* TASK DETAILS
From the line containing "Convert this screenshot" down to the last line of the records below, copy every line exactly. Leave out everything before it.

* EXTRACTED INFORMATION
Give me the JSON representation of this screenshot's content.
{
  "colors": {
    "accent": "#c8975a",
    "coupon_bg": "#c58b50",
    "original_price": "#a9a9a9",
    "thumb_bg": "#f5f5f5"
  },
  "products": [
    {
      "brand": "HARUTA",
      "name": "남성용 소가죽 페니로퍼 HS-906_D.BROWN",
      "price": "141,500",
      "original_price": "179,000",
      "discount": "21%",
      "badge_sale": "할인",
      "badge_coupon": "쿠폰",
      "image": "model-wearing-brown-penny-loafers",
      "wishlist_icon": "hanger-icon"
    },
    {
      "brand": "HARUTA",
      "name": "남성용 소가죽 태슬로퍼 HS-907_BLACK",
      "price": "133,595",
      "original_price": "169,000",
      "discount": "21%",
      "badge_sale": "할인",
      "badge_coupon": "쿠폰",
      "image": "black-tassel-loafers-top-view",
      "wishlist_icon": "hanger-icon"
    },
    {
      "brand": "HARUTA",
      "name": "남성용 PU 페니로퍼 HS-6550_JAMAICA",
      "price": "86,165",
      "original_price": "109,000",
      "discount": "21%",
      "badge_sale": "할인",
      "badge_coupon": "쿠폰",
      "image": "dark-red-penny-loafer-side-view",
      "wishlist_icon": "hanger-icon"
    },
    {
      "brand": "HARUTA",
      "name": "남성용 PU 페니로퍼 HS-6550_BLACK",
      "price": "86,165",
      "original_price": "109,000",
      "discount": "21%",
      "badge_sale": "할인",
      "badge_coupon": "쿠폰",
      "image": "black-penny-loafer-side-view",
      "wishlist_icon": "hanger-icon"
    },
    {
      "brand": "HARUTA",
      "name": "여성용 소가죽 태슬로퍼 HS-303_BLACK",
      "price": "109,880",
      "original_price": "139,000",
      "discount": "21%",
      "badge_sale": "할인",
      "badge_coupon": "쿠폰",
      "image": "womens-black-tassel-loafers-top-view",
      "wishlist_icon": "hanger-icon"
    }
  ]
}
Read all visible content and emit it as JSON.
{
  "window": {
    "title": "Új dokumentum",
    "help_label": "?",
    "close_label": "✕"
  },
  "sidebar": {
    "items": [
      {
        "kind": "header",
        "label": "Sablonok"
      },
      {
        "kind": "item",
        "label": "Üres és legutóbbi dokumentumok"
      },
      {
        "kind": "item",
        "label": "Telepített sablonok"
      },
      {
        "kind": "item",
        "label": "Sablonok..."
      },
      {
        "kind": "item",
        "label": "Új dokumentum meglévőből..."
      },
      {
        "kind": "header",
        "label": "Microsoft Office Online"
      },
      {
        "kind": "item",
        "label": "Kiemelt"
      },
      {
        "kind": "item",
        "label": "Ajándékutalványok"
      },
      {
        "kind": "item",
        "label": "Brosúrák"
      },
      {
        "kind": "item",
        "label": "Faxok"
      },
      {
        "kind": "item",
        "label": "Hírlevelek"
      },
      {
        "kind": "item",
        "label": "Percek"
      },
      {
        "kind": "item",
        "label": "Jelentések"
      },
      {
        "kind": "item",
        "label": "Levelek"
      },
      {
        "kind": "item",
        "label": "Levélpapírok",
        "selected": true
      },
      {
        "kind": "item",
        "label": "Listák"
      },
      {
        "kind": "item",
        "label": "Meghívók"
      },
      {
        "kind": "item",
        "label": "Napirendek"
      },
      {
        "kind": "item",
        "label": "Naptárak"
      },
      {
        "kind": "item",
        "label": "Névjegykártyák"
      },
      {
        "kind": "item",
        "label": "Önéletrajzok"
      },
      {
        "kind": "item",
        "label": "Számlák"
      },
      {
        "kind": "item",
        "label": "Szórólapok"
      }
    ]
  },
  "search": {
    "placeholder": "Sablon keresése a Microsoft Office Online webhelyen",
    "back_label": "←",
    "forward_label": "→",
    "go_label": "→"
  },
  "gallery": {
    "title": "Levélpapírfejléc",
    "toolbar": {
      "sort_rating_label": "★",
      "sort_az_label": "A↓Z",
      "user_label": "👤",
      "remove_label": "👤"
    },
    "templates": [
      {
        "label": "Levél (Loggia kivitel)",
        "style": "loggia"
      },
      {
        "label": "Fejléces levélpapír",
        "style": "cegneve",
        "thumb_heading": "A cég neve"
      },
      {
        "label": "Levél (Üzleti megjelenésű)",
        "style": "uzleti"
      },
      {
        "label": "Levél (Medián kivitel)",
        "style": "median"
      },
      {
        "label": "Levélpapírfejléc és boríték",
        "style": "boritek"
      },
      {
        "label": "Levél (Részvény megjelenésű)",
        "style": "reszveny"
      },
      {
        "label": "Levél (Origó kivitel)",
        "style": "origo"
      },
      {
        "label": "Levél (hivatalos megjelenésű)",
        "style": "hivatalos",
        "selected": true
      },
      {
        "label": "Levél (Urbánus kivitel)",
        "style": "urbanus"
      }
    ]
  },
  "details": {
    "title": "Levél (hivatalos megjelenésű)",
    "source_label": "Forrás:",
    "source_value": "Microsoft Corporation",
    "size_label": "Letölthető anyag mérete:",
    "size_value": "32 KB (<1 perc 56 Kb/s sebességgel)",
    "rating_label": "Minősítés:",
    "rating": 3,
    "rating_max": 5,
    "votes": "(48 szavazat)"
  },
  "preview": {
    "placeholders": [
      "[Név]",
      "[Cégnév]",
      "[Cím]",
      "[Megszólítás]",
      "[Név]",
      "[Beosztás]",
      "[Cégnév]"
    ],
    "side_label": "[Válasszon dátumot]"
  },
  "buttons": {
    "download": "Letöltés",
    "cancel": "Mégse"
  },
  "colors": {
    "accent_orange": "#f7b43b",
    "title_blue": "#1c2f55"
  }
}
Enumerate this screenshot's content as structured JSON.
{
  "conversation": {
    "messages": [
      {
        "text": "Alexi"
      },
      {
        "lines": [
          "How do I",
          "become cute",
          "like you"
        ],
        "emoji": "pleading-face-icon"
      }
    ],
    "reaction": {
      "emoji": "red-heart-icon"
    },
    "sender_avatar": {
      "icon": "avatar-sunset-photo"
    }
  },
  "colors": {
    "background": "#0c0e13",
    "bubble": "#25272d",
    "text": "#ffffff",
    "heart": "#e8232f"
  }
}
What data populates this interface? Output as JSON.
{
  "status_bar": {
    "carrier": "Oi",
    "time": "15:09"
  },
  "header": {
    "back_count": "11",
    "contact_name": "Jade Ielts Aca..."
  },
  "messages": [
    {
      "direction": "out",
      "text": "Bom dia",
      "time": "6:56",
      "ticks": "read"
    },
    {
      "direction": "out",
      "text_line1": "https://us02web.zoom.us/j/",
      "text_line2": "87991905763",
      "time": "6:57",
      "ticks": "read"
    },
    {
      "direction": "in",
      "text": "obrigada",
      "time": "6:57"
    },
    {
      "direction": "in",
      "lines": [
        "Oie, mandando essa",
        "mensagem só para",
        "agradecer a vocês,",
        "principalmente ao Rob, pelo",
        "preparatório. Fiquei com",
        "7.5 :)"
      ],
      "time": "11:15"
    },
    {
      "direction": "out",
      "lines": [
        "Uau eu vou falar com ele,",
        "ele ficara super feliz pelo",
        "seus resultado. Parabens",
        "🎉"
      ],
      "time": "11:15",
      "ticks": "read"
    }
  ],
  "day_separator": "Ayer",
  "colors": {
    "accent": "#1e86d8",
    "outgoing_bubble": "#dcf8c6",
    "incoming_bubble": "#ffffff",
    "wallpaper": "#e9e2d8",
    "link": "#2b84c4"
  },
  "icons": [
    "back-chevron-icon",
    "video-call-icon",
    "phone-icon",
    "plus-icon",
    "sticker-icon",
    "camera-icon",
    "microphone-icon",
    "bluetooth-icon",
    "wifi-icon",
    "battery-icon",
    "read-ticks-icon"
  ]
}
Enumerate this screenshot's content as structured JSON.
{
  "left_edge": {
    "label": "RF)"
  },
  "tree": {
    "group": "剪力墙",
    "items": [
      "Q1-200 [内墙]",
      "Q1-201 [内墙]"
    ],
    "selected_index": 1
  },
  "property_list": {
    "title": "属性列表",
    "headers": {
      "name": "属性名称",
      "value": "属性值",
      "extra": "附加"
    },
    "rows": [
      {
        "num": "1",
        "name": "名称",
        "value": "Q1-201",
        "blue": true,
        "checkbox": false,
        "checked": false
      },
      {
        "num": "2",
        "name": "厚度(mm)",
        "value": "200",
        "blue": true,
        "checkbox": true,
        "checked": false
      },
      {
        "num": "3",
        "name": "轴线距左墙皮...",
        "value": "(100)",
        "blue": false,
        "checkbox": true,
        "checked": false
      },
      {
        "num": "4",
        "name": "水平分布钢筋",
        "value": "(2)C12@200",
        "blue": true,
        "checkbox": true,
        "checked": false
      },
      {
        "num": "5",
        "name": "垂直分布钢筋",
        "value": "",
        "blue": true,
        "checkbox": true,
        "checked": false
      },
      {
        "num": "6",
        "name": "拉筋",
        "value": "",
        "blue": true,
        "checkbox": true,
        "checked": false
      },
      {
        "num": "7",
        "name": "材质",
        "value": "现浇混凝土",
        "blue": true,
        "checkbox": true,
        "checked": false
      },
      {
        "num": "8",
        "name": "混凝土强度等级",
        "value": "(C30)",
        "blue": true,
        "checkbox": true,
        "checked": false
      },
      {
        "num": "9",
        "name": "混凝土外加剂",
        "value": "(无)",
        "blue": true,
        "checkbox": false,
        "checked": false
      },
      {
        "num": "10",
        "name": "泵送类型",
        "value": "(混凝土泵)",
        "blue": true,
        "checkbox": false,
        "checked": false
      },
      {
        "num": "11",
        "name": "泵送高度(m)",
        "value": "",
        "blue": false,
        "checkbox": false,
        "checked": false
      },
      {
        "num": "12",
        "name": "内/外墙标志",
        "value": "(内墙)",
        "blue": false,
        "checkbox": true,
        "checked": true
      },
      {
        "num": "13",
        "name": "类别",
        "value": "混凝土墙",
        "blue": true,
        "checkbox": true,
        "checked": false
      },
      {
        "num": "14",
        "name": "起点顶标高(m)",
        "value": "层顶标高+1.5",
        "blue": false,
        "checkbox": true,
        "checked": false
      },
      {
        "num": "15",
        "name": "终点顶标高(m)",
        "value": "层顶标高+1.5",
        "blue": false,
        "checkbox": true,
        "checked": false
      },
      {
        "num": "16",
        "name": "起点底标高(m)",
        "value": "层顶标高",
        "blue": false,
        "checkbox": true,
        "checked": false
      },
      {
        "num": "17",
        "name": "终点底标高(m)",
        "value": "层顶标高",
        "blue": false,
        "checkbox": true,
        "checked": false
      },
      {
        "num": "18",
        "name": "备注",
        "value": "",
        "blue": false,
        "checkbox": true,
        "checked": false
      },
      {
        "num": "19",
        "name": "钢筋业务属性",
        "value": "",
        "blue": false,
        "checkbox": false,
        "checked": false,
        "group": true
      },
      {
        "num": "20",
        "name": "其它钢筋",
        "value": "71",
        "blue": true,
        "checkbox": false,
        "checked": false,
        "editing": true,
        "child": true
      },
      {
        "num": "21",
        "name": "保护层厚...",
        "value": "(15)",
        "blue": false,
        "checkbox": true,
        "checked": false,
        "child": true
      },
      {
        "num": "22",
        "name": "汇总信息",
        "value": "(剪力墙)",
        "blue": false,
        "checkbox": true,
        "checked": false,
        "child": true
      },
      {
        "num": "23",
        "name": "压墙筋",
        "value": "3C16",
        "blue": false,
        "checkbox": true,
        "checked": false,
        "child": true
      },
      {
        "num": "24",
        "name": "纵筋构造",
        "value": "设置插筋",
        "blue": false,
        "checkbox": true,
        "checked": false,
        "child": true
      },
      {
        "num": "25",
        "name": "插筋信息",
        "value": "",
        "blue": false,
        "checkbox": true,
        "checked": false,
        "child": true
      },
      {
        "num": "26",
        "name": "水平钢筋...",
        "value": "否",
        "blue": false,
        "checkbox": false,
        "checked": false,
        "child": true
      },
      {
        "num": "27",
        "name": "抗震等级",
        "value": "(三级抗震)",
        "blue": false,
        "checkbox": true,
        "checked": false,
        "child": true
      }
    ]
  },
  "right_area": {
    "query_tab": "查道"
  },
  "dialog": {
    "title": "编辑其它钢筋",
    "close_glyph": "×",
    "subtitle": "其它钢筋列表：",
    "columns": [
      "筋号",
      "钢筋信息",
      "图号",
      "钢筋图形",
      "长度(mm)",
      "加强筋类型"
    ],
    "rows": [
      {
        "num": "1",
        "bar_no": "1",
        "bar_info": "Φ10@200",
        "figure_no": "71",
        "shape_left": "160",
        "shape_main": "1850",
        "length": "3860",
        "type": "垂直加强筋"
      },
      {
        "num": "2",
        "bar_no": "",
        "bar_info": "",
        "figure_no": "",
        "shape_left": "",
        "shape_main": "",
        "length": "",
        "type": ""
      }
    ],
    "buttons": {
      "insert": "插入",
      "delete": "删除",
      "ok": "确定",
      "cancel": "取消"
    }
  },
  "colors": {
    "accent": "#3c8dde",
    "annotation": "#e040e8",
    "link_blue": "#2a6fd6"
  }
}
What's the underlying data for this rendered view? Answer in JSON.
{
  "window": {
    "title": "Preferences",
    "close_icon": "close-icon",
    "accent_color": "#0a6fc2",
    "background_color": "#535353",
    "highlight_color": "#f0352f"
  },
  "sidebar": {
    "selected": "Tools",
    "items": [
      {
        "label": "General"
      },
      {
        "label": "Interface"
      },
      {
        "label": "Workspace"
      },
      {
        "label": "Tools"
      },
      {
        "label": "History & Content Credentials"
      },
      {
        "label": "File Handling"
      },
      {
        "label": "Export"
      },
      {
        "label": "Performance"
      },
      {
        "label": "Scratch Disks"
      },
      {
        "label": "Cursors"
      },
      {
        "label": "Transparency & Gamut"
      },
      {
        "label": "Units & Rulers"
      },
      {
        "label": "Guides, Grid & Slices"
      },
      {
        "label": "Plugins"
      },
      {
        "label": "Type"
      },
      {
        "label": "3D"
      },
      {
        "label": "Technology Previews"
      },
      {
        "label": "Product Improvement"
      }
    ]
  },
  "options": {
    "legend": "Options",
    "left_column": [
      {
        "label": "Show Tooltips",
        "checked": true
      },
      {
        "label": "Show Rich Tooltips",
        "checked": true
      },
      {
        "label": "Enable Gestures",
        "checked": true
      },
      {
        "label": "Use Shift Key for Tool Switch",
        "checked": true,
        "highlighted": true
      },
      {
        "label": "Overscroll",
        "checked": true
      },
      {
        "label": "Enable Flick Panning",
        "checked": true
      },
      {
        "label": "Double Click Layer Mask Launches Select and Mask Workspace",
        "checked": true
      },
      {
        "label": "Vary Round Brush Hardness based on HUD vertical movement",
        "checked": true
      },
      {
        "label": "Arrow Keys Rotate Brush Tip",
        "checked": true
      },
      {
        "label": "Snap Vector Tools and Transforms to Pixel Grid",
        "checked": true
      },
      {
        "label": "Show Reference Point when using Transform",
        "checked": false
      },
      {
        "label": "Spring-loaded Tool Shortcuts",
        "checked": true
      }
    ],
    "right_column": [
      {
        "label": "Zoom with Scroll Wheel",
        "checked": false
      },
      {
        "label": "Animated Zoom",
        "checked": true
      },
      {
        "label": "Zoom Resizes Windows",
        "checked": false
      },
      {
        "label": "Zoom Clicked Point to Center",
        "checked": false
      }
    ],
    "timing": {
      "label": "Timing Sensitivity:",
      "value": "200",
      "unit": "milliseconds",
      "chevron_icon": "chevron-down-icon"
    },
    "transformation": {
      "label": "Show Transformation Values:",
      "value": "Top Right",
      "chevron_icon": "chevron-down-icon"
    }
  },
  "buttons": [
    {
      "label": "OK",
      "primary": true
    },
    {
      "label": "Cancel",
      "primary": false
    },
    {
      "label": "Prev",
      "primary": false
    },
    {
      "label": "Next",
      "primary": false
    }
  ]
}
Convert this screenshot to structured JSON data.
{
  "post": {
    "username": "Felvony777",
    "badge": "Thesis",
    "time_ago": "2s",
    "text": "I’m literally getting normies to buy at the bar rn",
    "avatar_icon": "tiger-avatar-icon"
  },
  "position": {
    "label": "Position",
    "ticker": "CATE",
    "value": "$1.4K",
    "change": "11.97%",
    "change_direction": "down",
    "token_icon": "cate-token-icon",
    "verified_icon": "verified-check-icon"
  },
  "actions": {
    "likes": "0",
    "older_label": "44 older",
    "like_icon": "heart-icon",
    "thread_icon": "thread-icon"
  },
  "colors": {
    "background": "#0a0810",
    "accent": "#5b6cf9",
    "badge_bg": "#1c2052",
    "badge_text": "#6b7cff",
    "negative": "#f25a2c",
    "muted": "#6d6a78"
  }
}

* EXERCISE RESPONSE
Convert this screenshot to structured JSON data.
{
  "post": {
    "username": "Felvony777",
    "badge": "Thesis",
    "time_ago": "2s",
    "text": "I’m literally getting normies to buy at the bar rn",
    "avatar_icon": "tiger-avatar-icon"
  },
  "position": {
    "label": "Position",
    "ticker": "CATE",
    "value": "$1.4K",
    "change": "11.97%",
    "change_direction": "down",
    "token_icon": "cate-token-icon",
    "verified_icon": "verified-check-icon"
  },
  "actions": {
    "likes": "0",
    "older_label": "44 older",
    "like_icon": "heart-icon",
    "thread_icon": "thread-icon"
  },
  "colors": {
    "background": "#0a0810",
    "accent": "#5b6cf9",
    "badge_bg": "#1c2052",
    "badge_text": "#6b7cff",
    "negative": "#f25a2c",
    "muted": "#6d6a78"
  }
}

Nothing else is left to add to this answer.